◆ **WHAT YOU HAVE TO DO**
Copy each line below exactly and leave the pictures out.

◆ **TASK INPUT**
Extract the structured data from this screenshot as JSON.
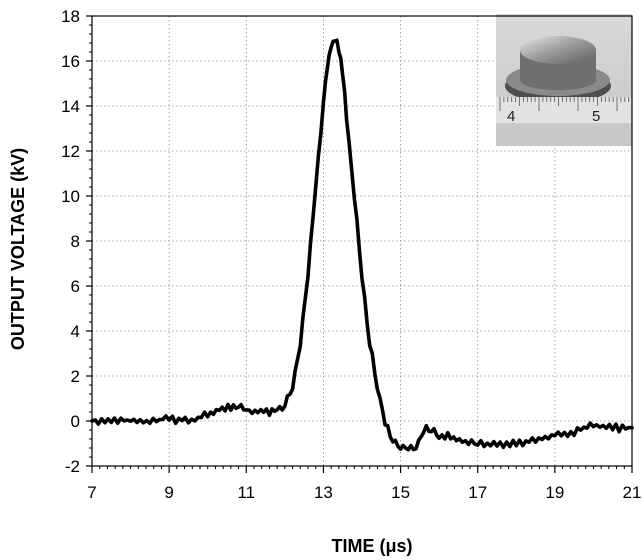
{
  "chart_data": {
    "type": "line",
    "xlabel": "TIME (μs)",
    "ylabel": "OUTPUT VOLTAGE (kV)",
    "xlim": [
      7,
      21
    ],
    "ylim": [
      -2,
      18
    ],
    "x_ticks": [
      7,
      9,
      11,
      13,
      15,
      17,
      19,
      21
    ],
    "y_ticks": [
      -2,
      0,
      2,
      4,
      6,
      8,
      10,
      12,
      14,
      16,
      18
    ],
    "grid": true,
    "inset": {
      "description_visible": "photograph of a disc-shaped sample resting on a ruler",
      "ruler_labels": [
        "4",
        "5"
      ]
    },
    "series": [
      {
        "x": [
          7.0,
          7.5,
          8.0,
          8.5,
          9.0,
          9.5,
          10.0,
          10.3,
          10.6,
          10.8,
          11.0,
          11.3,
          11.6,
          11.8,
          12.0,
          12.2,
          12.4,
          12.6,
          12.8,
          13.0,
          13.1,
          13.2,
          13.3,
          13.4,
          13.5,
          13.6,
          13.8,
          14.0,
          14.2,
          14.4,
          14.6,
          14.8,
          15.0,
          15.2,
          15.4,
          15.6,
          15.8,
          16.0,
          16.3,
          16.6,
          17.0,
          17.5,
          18.0,
          18.5,
          19.0,
          19.5,
          20.0,
          20.5,
          21.0
        ],
        "y": [
          0.0,
          0.1,
          0.0,
          0.0,
          0.1,
          0.0,
          0.3,
          0.5,
          0.6,
          0.7,
          0.5,
          0.4,
          0.4,
          0.5,
          0.7,
          1.5,
          3.5,
          6.5,
          10.5,
          14.2,
          15.8,
          16.7,
          17.0,
          16.5,
          15.5,
          13.5,
          10.0,
          6.5,
          3.5,
          1.5,
          0.0,
          -0.8,
          -1.2,
          -1.2,
          -1.2,
          -0.4,
          -0.3,
          -0.6,
          -0.7,
          -0.9,
          -1.0,
          -1.1,
          -1.0,
          -0.8,
          -0.6,
          -0.5,
          -0.2,
          -0.3,
          -0.3
        ]
      }
    ]
  }
}
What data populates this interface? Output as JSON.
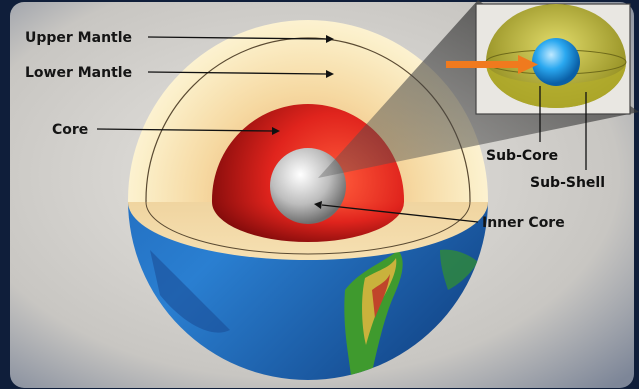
{
  "labels": {
    "upper_mantle": "Upper Mantle",
    "lower_mantle": "Lower Mantle",
    "core": "Core",
    "inner_core": "Inner Core",
    "sub_core": "Sub-Core",
    "sub_shell": "Sub-Shell"
  },
  "colors": {
    "frame": "#0f1e3a",
    "backdrop": "#d9d6d0",
    "mantle": "#f7e4b0",
    "core": "#d9201c",
    "inner_core": "#e6e6e6",
    "sub_shell": "#c9c23a",
    "sub_core": "#2aa8f0",
    "arrow": "#f07a1e"
  }
}
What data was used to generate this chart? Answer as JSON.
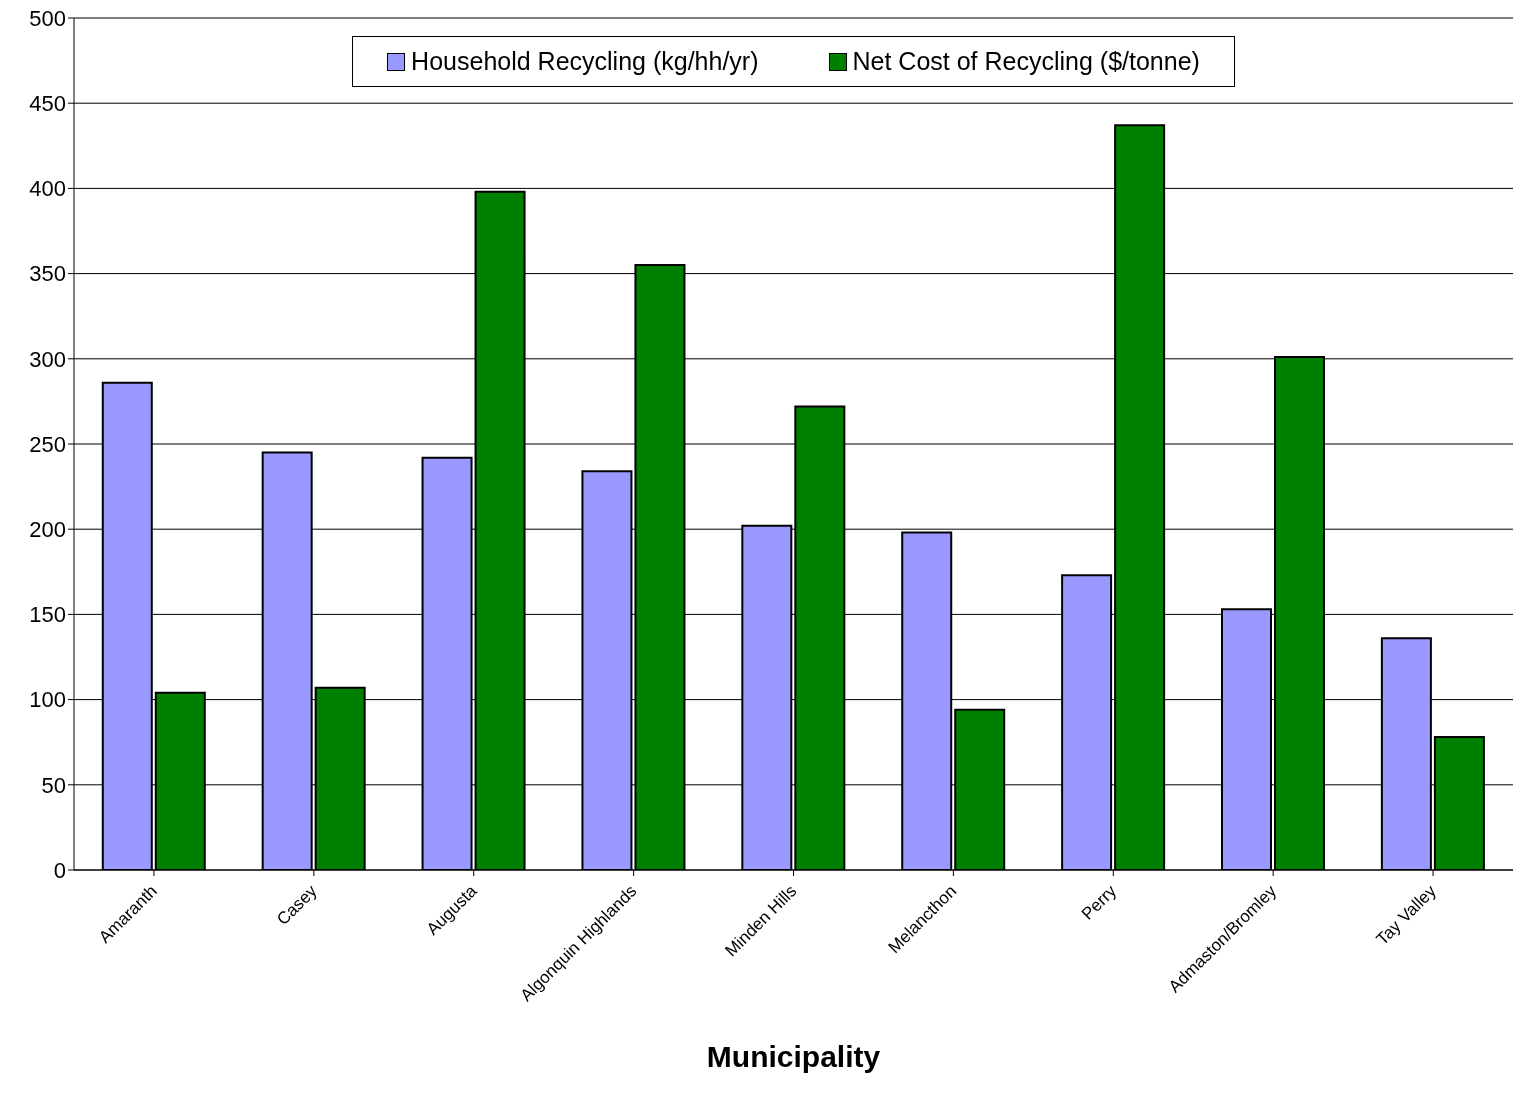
{
  "chart_data": {
    "type": "bar",
    "xlabel": "Municipality",
    "categories": [
      "Amaranth",
      "Casey",
      "Augusta",
      "Algonquin Highlands",
      "Minden Hills",
      "Melancthon",
      "Perry",
      "Admaston/Bromley",
      "Tay Valley"
    ],
    "series": [
      {
        "name": "Household Recycling (kg/hh/yr)",
        "color": "#9999ff",
        "values": [
          286,
          245,
          242,
          234,
          202,
          198,
          173,
          153,
          136
        ]
      },
      {
        "name": "Net Cost of Recycling ($/tonne)",
        "color": "#008000",
        "values": [
          104,
          107,
          398,
          355,
          272,
          94,
          437,
          301,
          78
        ]
      }
    ],
    "ylim": [
      0,
      500
    ],
    "yticks": [
      0,
      50,
      100,
      150,
      200,
      250,
      300,
      350,
      400,
      450,
      500
    ],
    "grid": "y",
    "legend": "top"
  }
}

◆ **ANSWER FOR THE TASK**
Extract the structured data from this screenshot as JSON.
{
  "chart_data": {
    "type": "line",
    "xlabel": "TIME (μs)",
    "ylabel": "OUTPUT VOLTAGE (kV)",
    "xlim": [
      7,
      21
    ],
    "ylim": [
      -2,
      18
    ],
    "x_ticks": [
      7,
      9,
      11,
      13,
      15,
      17,
      19,
      21
    ],
    "y_ticks": [
      -2,
      0,
      2,
      4,
      6,
      8,
      10,
      12,
      14,
      16,
      18
    ],
    "grid": true,
    "inset": {
      "description_visible": "photograph of a disc-shaped sample resting on a ruler",
      "ruler_labels": [
        "4",
        "5"
      ]
    },
    "series": [
      {
        "x": [
          7.0,
          7.5,
          8.0,
          8.5,
          9.0,
          9.5,
          10.0,
          10.3,
          10.6,
          10.8,
          11.0,
          11.3,
          11.6,
          11.8,
          12.0,
          12.2,
          12.4,
          12.6,
          12.8,
          13.0,
          13.1,
          13.2,
          13.3,
          13.4,
          13.5,
          13.6,
          13.8,
          14.0,
          14.2,
          14.4,
          14.6,
          14.8,
          15.0,
          15.2,
          15.4,
          15.6,
          15.8,
          16.0,
          16.3,
          16.6,
          17.0,
          17.5,
          18.0,
          18.5,
          19.0,
          19.5,
          20.0,
          20.5,
          21.0
        ],
        "y": [
          0.0,
          0.1,
          0.0,
          0.0,
          0.1,
          0.0,
          0.3,
          0.5,
          0.6,
          0.7,
          0.5,
          0.4,
          0.4,
          0.5,
          0.7,
          1.5,
          3.5,
          6.5,
          10.5,
          14.2,
          15.8,
          16.7,
          17.0,
          16.5,
          15.5,
          13.5,
          10.0,
          6.5,
          3.5,
          1.5,
          0.0,
          -0.8,
          -1.2,
          -1.2,
          -1.2,
          -0.4,
          -0.3,
          -0.6,
          -0.7,
          -0.9,
          -1.0,
          -1.1,
          -1.0,
          -0.8,
          -0.6,
          -0.5,
          -0.2,
          -0.3,
          -0.3
        ]
      }
    ]
  }
}
What data populates this interface? Output as JSON.
{
  "labels": {
    "upper_mantle": "Upper Mantle",
    "lower_mantle": "Lower Mantle",
    "core": "Core",
    "inner_core": "Inner Core",
    "sub_core": "Sub-Core",
    "sub_shell": "Sub-Shell"
  },
  "colors": {
    "frame": "#0f1e3a",
    "backdrop": "#d9d6d0",
    "mantle": "#f7e4b0",
    "core": "#d9201c",
    "inner_core": "#e6e6e6",
    "sub_shell": "#c9c23a",
    "sub_core": "#2aa8f0",
    "arrow": "#f07a1e"
  }
}
What data was used to generate this chart? Answer as JSON.
{
  "chart_data": {
    "type": "bar",
    "xlabel": "Municipality",
    "categories": [
      "Amaranth",
      "Casey",
      "Augusta",
      "Algonquin Highlands",
      "Minden Hills",
      "Melancthon",
      "Perry",
      "Admaston/Bromley",
      "Tay Valley"
    ],
    "series": [
      {
        "name": "Household Recycling (kg/hh/yr)",
        "color": "#9999ff",
        "values": [
          286,
          245,
          242,
          234,
          202,
          198,
          173,
          153,
          136
        ]
      },
      {
        "name": "Net Cost of Recycling ($/tonne)",
        "color": "#008000",
        "values": [
          104,
          107,
          398,
          355,
          272,
          94,
          437,
          301,
          78
        ]
      }
    ],
    "ylim": [
      0,
      500
    ],
    "yticks": [
      0,
      50,
      100,
      150,
      200,
      250,
      300,
      350,
      400,
      450,
      500
    ],
    "grid": "y",
    "legend": "top"
  }
}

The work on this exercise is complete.